> [TASK DIRECTIONS]: All entries must be extracted exactly, with nothing added or dropped.

## BEGIN DATA SHOWN

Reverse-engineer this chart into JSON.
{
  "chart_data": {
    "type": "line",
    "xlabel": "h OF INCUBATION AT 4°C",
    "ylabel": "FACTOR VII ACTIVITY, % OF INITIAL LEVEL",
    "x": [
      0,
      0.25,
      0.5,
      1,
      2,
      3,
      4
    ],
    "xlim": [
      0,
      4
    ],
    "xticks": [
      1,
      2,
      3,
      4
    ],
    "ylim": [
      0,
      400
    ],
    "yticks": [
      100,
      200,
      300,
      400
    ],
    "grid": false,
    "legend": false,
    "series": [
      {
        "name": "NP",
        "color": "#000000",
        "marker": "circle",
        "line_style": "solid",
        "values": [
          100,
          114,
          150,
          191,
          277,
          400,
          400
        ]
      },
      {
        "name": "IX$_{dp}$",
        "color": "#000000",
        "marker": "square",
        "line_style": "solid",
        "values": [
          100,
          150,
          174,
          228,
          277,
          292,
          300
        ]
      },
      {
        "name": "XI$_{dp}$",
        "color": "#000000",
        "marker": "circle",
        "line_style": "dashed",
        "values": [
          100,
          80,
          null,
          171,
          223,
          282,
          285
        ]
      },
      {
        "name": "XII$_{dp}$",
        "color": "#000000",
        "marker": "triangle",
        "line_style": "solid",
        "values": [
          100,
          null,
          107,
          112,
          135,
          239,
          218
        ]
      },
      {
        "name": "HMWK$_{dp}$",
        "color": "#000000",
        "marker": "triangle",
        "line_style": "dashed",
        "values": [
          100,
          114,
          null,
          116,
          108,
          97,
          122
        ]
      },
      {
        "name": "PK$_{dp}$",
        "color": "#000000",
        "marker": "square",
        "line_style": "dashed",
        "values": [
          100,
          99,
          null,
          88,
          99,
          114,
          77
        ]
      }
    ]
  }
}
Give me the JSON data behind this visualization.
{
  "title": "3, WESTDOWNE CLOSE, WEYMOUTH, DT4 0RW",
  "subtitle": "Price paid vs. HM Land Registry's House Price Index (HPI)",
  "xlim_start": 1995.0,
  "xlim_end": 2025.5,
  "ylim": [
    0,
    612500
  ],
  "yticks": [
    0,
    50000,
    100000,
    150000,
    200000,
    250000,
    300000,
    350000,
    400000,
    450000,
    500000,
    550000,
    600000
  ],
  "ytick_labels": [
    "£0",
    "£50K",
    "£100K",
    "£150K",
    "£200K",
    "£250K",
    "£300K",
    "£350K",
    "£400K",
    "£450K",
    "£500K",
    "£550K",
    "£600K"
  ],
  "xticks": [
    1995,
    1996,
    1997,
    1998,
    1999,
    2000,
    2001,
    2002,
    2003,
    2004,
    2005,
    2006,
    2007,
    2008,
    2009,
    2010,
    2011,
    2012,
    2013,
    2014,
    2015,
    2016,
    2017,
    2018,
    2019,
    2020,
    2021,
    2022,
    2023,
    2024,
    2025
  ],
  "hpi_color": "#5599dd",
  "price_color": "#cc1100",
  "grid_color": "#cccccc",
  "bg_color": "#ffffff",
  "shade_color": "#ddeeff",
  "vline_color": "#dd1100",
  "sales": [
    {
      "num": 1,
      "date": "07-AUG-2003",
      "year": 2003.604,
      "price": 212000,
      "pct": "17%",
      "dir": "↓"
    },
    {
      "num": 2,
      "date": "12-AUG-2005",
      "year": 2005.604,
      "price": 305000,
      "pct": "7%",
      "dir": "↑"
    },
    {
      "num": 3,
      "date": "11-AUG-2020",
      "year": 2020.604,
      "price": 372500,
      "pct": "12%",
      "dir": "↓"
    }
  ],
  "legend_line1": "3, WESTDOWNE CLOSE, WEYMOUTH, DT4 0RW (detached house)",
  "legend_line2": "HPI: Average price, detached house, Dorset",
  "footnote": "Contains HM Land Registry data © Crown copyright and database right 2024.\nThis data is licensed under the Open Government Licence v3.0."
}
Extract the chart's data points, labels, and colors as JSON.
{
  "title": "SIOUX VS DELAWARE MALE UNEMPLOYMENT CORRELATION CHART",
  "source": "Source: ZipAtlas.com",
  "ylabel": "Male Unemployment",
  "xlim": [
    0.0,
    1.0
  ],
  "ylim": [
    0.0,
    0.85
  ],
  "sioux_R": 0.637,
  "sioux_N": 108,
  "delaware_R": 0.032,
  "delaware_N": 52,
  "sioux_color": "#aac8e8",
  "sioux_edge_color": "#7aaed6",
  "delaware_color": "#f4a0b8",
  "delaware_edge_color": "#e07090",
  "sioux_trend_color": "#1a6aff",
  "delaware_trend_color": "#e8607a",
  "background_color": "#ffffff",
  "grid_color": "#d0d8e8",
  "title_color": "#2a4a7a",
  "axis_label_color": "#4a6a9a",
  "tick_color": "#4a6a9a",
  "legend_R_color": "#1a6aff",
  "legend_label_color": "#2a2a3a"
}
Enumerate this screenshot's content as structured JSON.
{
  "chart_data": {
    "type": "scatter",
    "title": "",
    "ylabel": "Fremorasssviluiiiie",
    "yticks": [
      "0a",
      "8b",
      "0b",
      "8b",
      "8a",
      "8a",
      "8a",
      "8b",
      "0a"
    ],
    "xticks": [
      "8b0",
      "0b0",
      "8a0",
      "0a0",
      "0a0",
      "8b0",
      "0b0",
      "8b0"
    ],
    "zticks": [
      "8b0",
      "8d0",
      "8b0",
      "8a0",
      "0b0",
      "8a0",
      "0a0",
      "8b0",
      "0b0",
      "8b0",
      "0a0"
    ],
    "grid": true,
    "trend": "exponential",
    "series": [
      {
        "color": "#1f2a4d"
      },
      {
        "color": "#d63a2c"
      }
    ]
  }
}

## END DATA SHOWN

> [RESPONSE TO THIS EXERCISE]:
Reverse-engineer this chart into JSON.
{
  "chart_data": {
    "type": "line",
    "xlabel": "h OF INCUBATION AT 4°C",
    "ylabel": "FACTOR VII ACTIVITY, % OF INITIAL LEVEL",
    "x": [
      0,
      0.25,
      0.5,
      1,
      2,
      3,
      4
    ],
    "xlim": [
      0,
      4
    ],
    "xticks": [
      1,
      2,
      3,
      4
    ],
    "ylim": [
      0,
      400
    ],
    "yticks": [
      100,
      200,
      300,
      400
    ],
    "grid": false,
    "legend": false,
    "series": [
      {
        "name": "NP",
        "color": "#000000",
        "marker": "circle",
        "line_style": "solid",
        "values": [
          100,
          114,
          150,
          191,
          277,
          400,
          400
        ]
      },
      {
        "name": "IX$_{dp}$",
        "color": "#000000",
        "marker": "square",
        "line_style": "solid",
        "values": [
          100,
          150,
          174,
          228,
          277,
          292,
          300
        ]
      },
      {
        "name": "XI$_{dp}$",
        "color": "#000000",
        "marker": "circle",
        "line_style": "dashed",
        "values": [
          100,
          80,
          null,
          171,
          223,
          282,
          285
        ]
      },
      {
        "name": "XII$_{dp}$",
        "color": "#000000",
        "marker": "triangle",
        "line_style": "solid",
        "values": [
          100,
          null,
          107,
          112,
          135,
          239,
          218
        ]
      },
      {
        "name": "HMWK$_{dp}$",
        "color": "#000000",
        "marker": "triangle",
        "line_style": "dashed",
        "values": [
          100,
          114,
          null,
          116,
          108,
          97,
          122
        ]
      },
      {
        "name": "PK$_{dp}$",
        "color": "#000000",
        "marker": "square",
        "line_style": "dashed",
        "values": [
          100,
          99,
          null,
          88,
          99,
          114,
          77
        ]
      }
    ]
  }
}
Give me the JSON data behind this visualization.
{
  "title": "3, WESTDOWNE CLOSE, WEYMOUTH, DT4 0RW",
  "subtitle": "Price paid vs. HM Land Registry's House Price Index (HPI)",
  "xlim_start": 1995.0,
  "xlim_end": 2025.5,
  "ylim": [
    0,
    612500
  ],
  "yticks": [
    0,
    50000,
    100000,
    150000,
    200000,
    250000,
    300000,
    350000,
    400000,
    450000,
    500000,
    550000,
    600000
  ],
  "ytick_labels": [
    "£0",
    "£50K",
    "£100K",
    "£150K",
    "£200K",
    "£250K",
    "£300K",
    "£350K",
    "£400K",
    "£450K",
    "£500K",
    "£550K",
    "£600K"
  ],
  "xticks": [
    1995,
    1996,
    1997,
    1998,
    1999,
    2000,
    2001,
    2002,
    2003,
    2004,
    2005,
    2006,
    2007,
    2008,
    2009,
    2010,
    2011,
    2012,
    2013,
    2014,
    2015,
    2016,
    2017,
    2018,
    2019,
    2020,
    2021,
    2022,
    2023,
    2024,
    2025
  ],
  "hpi_color": "#5599dd",
  "price_color": "#cc1100",
  "grid_color": "#cccccc",
  "bg_color": "#ffffff",
  "shade_color": "#ddeeff",
  "vline_color": "#dd1100",
  "sales": [
    {
      "num": 1,
      "date": "07-AUG-2003",
      "year": 2003.604,
      "price": 212000,
      "pct": "17%",
      "dir": "↓"
    },
    {
      "num": 2,
      "date": "12-AUG-2005",
      "year": 2005.604,
      "price": 305000,
      "pct": "7%",
      "dir": "↑"
    },
    {
      "num": 3,
      "date": "11-AUG-2020",
      "year": 2020.604,
      "price": 372500,
      "pct": "12%",
      "dir": "↓"
    }
  ],
  "legend_line1": "3, WESTDOWNE CLOSE, WEYMOUTH, DT4 0RW (detached house)",
  "legend_line2": "HPI: Average price, detached house, Dorset",
  "footnote": "Contains HM Land Registry data © Crown copyright and database right 2024.\nThis data is licensed under the Open Government Licence v3.0."
}
Extract the chart's data points, labels, and colors as JSON.
{
  "title": "SIOUX VS DELAWARE MALE UNEMPLOYMENT CORRELATION CHART",
  "source": "Source: ZipAtlas.com",
  "ylabel": "Male Unemployment",
  "xlim": [
    0.0,
    1.0
  ],
  "ylim": [
    0.0,
    0.85
  ],
  "sioux_R": 0.637,
  "sioux_N": 108,
  "delaware_R": 0.032,
  "delaware_N": 52,
  "sioux_color": "#aac8e8",
  "sioux_edge_color": "#7aaed6",
  "delaware_color": "#f4a0b8",
  "delaware_edge_color": "#e07090",
  "sioux_trend_color": "#1a6aff",
  "delaware_trend_color": "#e8607a",
  "background_color": "#ffffff",
  "grid_color": "#d0d8e8",
  "title_color": "#2a4a7a",
  "axis_label_color": "#4a6a9a",
  "tick_color": "#4a6a9a",
  "legend_R_color": "#1a6aff",
  "legend_label_color": "#2a2a3a"
}
Enumerate this screenshot's content as structured JSON.
{
  "chart_data": {
    "type": "scatter",
    "title": "",
    "ylabel": "Fremorasssviluiiiie",
    "yticks": [
      "0a",
      "8b",
      "0b",
      "8b",
      "8a",
      "8a",
      "8a",
      "8b",
      "0a"
    ],
    "xticks": [
      "8b0",
      "0b0",
      "8a0",
      "0a0",
      "0a0",
      "8b0",
      "0b0",
      "8b0"
    ],
    "zticks": [
      "8b0",
      "8d0",
      "8b0",
      "8a0",
      "0b0",
      "8a0",
      "0a0",
      "8b0",
      "0b0",
      "8b0",
      "0a0"
    ],
    "grid": true,
    "trend": "exponential",
    "series": [
      {
        "color": "#1f2a4d"
      },
      {
        "color": "#d63a2c"
      }
    ]
  }
}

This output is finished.